==== TEXTE FOURNI
LE MAUVAIS FRÈRE

Pendant que son frère Serbe lutte
héroïquement contre de puissants ennemis, le Bulgare s'apprête
à le poignarder dans le dos.
Cette gravure résume exactement ce qui
se passe dans les Balkans et caractérise l'acte du gouvernement
bulgare.
C'est bien là l'acte d'un mauvais frère. Et ce n'est pas
la première fois que la Bulgarie manque à son devoir de
solidarité et de fraternité vis-a-vis des autres puissances
balkaniques. On se rappelle l'inqualifiable agression dont elle se rendit
coupable en 1913 contre la Serbie et la Grèce, à la suite
de la triomphale campagne contre des Turcs, agression qui fut suivie
pour elle de la plus cruelle leçon.
Or, il paraît que la leçon fut trop vite oubliée.
L'orgueil du roi Ferdinand n'a pas su résister aux promesses
fallacieuses des Allemands ; et le monarque bulgare, manquant a toutes
les traditions du peuple qui l'a appelé à le gouverner,
oubliant cinq cents ans de lutte contre le Turc, s'allie a l'ennemi
héréditaire.
Le Bulgare s'apprête a frapper honteusement le Serbe, son frère
de race à l'heure où celui-ci supporte si courageusement
l'attaque de puissants ennemis.
Mais cette seconde traîtrise sera plus cruellement expiée
encore que la première.
Comme le disait justement notre directeur M. Stephen Pichon : «
Il faut que la Serbie, la Grèce, la Roumanie sachent que nous
sommes là pour soutenir du poids de nos forces la cause des nations
balkaniques ». il faut, en effet, que la quadruple entente soit
là, pour parer le coup de Jarnac que prépare la Bulgarie,
et que le roi Ferdinand et son gouvernement sachent cette fois ce qu'il
en coûte de s'allier aux ennemis au droit et de la liberté
des nations.
========
==== DONNÉES FOURNIES
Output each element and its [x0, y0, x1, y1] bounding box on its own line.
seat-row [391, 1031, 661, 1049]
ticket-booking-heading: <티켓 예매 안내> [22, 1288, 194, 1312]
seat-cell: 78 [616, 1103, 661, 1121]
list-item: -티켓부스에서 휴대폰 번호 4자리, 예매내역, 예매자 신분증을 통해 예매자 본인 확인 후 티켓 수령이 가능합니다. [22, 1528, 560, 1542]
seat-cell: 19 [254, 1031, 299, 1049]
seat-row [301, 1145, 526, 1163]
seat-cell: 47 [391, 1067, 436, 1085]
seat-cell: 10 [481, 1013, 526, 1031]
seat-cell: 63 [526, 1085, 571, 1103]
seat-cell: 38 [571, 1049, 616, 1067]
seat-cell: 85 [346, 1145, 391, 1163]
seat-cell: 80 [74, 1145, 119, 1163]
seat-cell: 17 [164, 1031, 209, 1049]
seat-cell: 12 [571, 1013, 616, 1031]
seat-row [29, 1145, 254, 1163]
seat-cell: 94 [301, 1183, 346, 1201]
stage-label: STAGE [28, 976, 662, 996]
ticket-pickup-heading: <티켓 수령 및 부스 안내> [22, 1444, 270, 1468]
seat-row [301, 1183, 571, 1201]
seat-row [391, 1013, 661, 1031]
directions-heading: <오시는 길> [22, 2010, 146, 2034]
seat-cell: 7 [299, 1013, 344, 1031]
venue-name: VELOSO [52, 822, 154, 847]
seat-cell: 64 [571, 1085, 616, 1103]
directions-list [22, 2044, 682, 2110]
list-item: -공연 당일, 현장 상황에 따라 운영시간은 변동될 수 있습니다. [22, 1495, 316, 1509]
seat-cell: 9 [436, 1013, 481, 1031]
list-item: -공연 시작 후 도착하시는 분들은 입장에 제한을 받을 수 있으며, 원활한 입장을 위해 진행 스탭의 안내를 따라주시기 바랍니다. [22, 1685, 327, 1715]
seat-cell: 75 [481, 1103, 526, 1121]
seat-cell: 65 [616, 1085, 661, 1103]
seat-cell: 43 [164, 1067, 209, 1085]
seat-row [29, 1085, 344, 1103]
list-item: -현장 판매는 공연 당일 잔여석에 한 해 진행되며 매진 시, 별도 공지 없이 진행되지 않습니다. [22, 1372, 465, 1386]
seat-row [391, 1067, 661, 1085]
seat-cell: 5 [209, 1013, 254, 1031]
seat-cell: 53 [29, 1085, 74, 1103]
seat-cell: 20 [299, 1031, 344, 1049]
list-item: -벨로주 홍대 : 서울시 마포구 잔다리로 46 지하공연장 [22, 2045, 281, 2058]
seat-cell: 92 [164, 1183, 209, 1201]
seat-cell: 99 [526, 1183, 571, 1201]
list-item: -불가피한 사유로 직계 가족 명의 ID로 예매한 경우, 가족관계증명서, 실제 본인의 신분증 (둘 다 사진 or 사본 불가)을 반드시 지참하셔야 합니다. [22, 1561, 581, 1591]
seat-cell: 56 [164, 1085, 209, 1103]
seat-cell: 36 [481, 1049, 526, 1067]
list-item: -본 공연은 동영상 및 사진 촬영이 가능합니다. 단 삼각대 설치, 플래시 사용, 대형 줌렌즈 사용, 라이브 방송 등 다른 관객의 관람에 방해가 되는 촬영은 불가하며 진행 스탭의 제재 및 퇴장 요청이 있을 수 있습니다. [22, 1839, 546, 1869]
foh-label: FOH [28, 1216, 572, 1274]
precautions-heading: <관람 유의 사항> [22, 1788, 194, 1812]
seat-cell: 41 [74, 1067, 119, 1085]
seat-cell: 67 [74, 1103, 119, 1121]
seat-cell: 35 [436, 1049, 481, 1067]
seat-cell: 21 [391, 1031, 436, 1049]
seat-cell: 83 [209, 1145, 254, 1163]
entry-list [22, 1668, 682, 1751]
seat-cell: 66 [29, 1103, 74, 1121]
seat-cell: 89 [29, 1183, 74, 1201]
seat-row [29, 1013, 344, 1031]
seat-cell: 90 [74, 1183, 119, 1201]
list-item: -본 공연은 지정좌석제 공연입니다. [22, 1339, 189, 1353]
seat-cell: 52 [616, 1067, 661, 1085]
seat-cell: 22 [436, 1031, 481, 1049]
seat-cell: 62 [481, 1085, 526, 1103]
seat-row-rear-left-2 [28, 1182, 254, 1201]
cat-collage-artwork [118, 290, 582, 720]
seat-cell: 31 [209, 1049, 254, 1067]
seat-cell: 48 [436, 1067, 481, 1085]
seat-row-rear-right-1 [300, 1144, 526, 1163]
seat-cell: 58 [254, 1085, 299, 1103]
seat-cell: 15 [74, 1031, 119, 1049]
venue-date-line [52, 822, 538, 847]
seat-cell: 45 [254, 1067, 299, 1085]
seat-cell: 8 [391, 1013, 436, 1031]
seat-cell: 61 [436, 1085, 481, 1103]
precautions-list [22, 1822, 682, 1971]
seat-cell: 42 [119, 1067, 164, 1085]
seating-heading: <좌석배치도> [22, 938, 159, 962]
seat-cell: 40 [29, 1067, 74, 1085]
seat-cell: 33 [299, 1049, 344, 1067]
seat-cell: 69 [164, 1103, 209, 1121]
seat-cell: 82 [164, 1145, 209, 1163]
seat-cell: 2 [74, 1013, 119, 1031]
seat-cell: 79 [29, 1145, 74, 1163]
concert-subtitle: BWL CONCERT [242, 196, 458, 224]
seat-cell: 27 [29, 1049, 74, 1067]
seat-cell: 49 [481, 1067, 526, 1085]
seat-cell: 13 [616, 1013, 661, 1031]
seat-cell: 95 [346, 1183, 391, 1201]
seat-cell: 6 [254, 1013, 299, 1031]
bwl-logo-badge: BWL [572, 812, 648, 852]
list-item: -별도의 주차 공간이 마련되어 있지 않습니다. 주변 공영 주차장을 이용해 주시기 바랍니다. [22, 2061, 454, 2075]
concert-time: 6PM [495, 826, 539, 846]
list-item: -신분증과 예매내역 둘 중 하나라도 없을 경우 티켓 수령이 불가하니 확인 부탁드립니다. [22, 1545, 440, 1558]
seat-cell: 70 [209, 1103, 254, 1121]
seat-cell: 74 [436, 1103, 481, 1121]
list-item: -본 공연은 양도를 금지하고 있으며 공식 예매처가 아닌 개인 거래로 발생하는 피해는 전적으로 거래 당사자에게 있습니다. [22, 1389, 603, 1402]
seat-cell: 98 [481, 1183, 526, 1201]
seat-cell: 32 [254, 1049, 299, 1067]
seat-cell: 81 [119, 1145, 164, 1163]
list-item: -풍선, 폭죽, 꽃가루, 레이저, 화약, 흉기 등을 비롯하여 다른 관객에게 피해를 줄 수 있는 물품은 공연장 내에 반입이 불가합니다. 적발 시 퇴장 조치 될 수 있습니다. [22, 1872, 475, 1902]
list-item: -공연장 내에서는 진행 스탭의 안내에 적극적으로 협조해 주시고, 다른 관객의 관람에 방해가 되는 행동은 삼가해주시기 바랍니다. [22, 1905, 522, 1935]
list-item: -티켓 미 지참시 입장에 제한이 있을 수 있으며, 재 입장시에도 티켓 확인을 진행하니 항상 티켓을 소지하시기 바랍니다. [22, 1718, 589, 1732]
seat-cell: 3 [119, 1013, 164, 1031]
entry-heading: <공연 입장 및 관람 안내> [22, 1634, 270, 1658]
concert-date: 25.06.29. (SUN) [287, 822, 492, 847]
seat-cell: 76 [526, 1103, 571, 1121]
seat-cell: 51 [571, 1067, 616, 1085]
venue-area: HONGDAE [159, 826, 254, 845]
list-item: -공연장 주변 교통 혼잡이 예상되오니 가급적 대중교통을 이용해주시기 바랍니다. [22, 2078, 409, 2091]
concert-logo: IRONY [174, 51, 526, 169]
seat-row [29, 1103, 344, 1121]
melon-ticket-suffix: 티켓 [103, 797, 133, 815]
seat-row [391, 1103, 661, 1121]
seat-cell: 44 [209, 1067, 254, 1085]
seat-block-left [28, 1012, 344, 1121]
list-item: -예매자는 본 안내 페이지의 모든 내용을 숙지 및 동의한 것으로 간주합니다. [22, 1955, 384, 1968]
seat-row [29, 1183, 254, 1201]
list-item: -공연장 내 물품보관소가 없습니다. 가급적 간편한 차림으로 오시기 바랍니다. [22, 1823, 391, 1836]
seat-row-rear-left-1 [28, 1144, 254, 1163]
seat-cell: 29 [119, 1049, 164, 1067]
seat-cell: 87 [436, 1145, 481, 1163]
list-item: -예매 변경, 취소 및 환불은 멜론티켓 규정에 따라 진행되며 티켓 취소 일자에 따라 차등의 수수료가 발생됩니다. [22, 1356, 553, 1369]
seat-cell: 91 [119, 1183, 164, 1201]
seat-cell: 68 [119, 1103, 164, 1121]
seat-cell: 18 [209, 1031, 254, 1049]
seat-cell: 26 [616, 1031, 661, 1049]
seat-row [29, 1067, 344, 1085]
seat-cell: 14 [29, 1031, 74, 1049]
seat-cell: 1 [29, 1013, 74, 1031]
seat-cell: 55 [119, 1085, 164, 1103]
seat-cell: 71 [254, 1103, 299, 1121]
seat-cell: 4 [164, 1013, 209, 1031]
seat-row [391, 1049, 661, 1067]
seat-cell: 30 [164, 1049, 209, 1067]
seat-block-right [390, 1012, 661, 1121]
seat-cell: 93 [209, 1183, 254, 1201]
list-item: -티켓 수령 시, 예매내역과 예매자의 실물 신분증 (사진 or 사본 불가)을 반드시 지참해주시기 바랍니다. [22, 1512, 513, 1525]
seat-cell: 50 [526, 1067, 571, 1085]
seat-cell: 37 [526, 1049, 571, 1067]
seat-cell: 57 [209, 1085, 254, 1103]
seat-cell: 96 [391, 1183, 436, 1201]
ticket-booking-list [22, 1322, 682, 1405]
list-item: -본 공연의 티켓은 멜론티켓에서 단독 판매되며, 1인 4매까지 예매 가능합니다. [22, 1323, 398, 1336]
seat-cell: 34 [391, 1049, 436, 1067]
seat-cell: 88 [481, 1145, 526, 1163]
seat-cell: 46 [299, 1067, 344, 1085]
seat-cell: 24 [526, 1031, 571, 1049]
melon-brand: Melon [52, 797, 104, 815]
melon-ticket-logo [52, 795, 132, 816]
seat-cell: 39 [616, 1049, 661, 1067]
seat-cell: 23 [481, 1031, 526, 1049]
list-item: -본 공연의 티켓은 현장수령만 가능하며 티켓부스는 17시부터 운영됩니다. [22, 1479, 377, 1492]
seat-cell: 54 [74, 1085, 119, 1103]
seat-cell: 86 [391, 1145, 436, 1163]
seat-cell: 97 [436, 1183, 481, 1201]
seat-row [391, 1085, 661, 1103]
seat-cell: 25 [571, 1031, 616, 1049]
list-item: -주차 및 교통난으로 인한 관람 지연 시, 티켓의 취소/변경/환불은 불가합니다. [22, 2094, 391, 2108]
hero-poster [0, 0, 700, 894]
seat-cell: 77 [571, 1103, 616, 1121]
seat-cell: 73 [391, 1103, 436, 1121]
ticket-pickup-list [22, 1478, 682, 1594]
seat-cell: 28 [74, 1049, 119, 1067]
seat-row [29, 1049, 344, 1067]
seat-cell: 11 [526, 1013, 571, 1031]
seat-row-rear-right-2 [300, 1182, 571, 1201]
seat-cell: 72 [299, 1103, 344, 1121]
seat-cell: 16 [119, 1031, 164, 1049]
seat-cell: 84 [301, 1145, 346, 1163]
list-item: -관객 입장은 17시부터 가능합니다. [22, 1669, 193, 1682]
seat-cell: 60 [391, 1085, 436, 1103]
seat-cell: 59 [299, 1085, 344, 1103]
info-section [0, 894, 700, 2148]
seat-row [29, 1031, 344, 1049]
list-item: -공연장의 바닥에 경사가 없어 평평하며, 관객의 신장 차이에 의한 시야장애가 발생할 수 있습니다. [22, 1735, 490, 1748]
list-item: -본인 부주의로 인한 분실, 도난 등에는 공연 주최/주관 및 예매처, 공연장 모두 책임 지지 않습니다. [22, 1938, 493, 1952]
========
• TÂCHE 1: Restituez sans aucune modification le passage du texte sur le mauvais frère bulgare qui commence à « Or, il paraît » et se termine à « que la première. ».
• TÂCHE 2: Pour chacune des affirmations suivantes, indiquez par oui ou par non si elle concorde avec le texte sur le mauvais frère bulgare, en citant à l'identique les mots qui tranchent. (a) L'agression de la Bulgarie contre la Serbie et la Grèce a eu lieu en 1913. (b) Le roi Ferdinand a résisté aux promesses des Allemands. (c) M. Stephen Pichon est présenté comme le directeur.

• RÉPONSE COMPLÈTE 1:
Or, il paraît que la leçon fut trop vite oubliée.
L'orgueil du roi Ferdinand n'a pas su résister aux promesses
fallacieuses des Allemands ; et le monarque bulgare, manquant a toutes
les traditions du peuple qui l'a appelé à le gouverner,
oubliant cinq cents ans de lutte contre le Turc, s'allie a l'ennemi
héréditaire.
Le Bulgare s'apprête a frapper honteusement le Serbe, son frère
de race à l'heure où celui-ci supporte si courageusement
l'attaque de puissants ennemis.
Mais cette seconde traîtrise sera plus cruellement expiée
encore que la première.

• RÉPONSE COMPLÈTE 2:
(a) Oui : « l'inqualifiable agression dont elle se rendit coupable en 1913 contre la Serbie et la Grèce ».
(b) Non : « L'orgueil du roi Ferdinand n'a pas su résister aux promesses fallacieuses des Allemands ».
(c) Oui : « notre directeur M. Stephen Pichon ».